__Page excerpt__:
┌──

Tuesday, October 23, 2012

Schools as Prisons

One of my academic responsibilities is supervising student teachers.  Student teachers are just what the name implies – university students learning to become teachers.  Typically, student teachers work with a veteran teacher at an area school over the course of a semester, ultimately assuming all facets of a full-time professional teacher.  Part of my job involves observing student teachers teaching a lesson in the classroom.  Lately, however, fulfilling this obligation has become increasingly onerous.  It has nothing to do with the students I supervise or the lessons they teach, but rather how schools are run.

As I arrived for a school visit recently I explained to the security personnel that greeted me who I was and the reason for my visit.  He asked to see a photo identification so I presented my university faculty id.  He asked instead for my driver’s licenses, explaining that he needed to enter my home address, telephone number, and birth date into a computer and then snap a digital photograph of me, all of which would be kept in a central database.  I explained that I was hesitant to disclose so much personal information and offered my work address and telephone.  The security person at first insisted on having my personal information but eventually accepted and entered my work information, but not before he and a nearby custodian who observed the exchange stated that all of these procedures were “for the safety of the kids.”  The implication that I was at the school to do some harm and the assumption that I do not care about student safety rankled to say the least.  I explained to both men that as a tenure-track professor at a public university, a former public high school teacher, and someone with over 20 years of experience in education, I would not be at their school if I was in anyway a threat to children.  I stated further that I am all for ensuring school safety but do not think I need to waive my privacy rights or other civil liberties to do so.  This ultimately ended the exchange and I was allowed to proceed to complete my visit and observation.

└──

__Records provided__:

┌──

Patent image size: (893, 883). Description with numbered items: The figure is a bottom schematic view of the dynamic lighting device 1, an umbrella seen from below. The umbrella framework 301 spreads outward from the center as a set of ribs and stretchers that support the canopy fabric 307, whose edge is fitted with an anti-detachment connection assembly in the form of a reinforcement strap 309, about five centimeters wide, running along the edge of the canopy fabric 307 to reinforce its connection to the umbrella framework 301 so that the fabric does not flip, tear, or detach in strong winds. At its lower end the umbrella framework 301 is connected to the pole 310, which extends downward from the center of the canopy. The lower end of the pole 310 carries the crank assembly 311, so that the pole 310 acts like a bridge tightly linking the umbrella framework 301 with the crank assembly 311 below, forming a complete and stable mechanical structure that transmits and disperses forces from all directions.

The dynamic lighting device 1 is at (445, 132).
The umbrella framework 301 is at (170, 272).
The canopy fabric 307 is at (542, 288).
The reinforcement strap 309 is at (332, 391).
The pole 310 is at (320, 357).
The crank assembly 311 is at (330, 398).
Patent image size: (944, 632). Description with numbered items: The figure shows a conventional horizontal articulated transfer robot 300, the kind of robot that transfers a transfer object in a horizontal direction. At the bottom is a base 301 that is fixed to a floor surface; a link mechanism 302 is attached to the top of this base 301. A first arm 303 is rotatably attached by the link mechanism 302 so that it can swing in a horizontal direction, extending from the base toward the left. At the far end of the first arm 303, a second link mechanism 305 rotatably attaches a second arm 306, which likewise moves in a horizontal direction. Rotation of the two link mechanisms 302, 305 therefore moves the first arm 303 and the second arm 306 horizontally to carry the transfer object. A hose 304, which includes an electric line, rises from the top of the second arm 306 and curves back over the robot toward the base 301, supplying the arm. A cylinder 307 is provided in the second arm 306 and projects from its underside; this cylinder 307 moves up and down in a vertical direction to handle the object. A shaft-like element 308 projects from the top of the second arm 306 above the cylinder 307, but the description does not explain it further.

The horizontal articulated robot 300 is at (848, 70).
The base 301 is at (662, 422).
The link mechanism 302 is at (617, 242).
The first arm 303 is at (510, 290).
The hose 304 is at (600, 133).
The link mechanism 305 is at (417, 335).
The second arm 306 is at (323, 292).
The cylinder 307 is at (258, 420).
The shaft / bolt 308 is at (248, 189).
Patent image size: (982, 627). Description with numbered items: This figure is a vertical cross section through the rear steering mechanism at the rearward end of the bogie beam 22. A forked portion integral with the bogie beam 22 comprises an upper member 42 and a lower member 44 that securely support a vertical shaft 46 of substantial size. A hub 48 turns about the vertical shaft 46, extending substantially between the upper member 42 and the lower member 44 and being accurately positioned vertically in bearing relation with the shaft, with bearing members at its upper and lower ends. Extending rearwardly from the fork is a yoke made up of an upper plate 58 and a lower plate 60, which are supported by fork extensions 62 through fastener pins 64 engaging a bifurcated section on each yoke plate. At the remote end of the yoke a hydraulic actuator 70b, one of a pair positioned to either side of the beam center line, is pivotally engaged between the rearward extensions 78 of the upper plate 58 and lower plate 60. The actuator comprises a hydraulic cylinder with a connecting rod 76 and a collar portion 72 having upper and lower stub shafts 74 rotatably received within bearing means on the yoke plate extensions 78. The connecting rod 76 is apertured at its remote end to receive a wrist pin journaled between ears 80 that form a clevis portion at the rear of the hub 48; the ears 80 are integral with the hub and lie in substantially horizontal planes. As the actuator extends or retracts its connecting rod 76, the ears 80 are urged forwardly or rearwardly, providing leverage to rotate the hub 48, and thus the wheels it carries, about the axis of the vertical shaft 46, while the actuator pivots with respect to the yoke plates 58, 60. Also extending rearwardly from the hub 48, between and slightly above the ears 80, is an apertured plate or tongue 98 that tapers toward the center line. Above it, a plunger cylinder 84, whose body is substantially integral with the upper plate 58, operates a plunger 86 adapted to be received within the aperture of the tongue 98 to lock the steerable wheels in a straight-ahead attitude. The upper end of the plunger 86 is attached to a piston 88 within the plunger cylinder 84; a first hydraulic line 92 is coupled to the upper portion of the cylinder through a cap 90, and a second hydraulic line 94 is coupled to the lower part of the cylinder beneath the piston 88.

└──

Copy word for word the passage of the school security post that begins with "Schools as Prisons" and ends with "schools are run.". The listing comes from a different source than the text.

Schools as Prisons

One of my academic responsibilities is supervising student teachers.  Student teachers are just what the name implies – university students learning to become teachers.  Typically, student teachers work with a veteran teacher at an area school over the course of a semester, ultimately assuming all facets of a full-time professional teacher.  Part of my job involves observing student teachers teaching a lesson in the classroom.  Lately, however, fulfilling this obligation has become increasingly onerous.  It has nothing to do with the students I supervise or the lessons they teach, but rather how schools are run.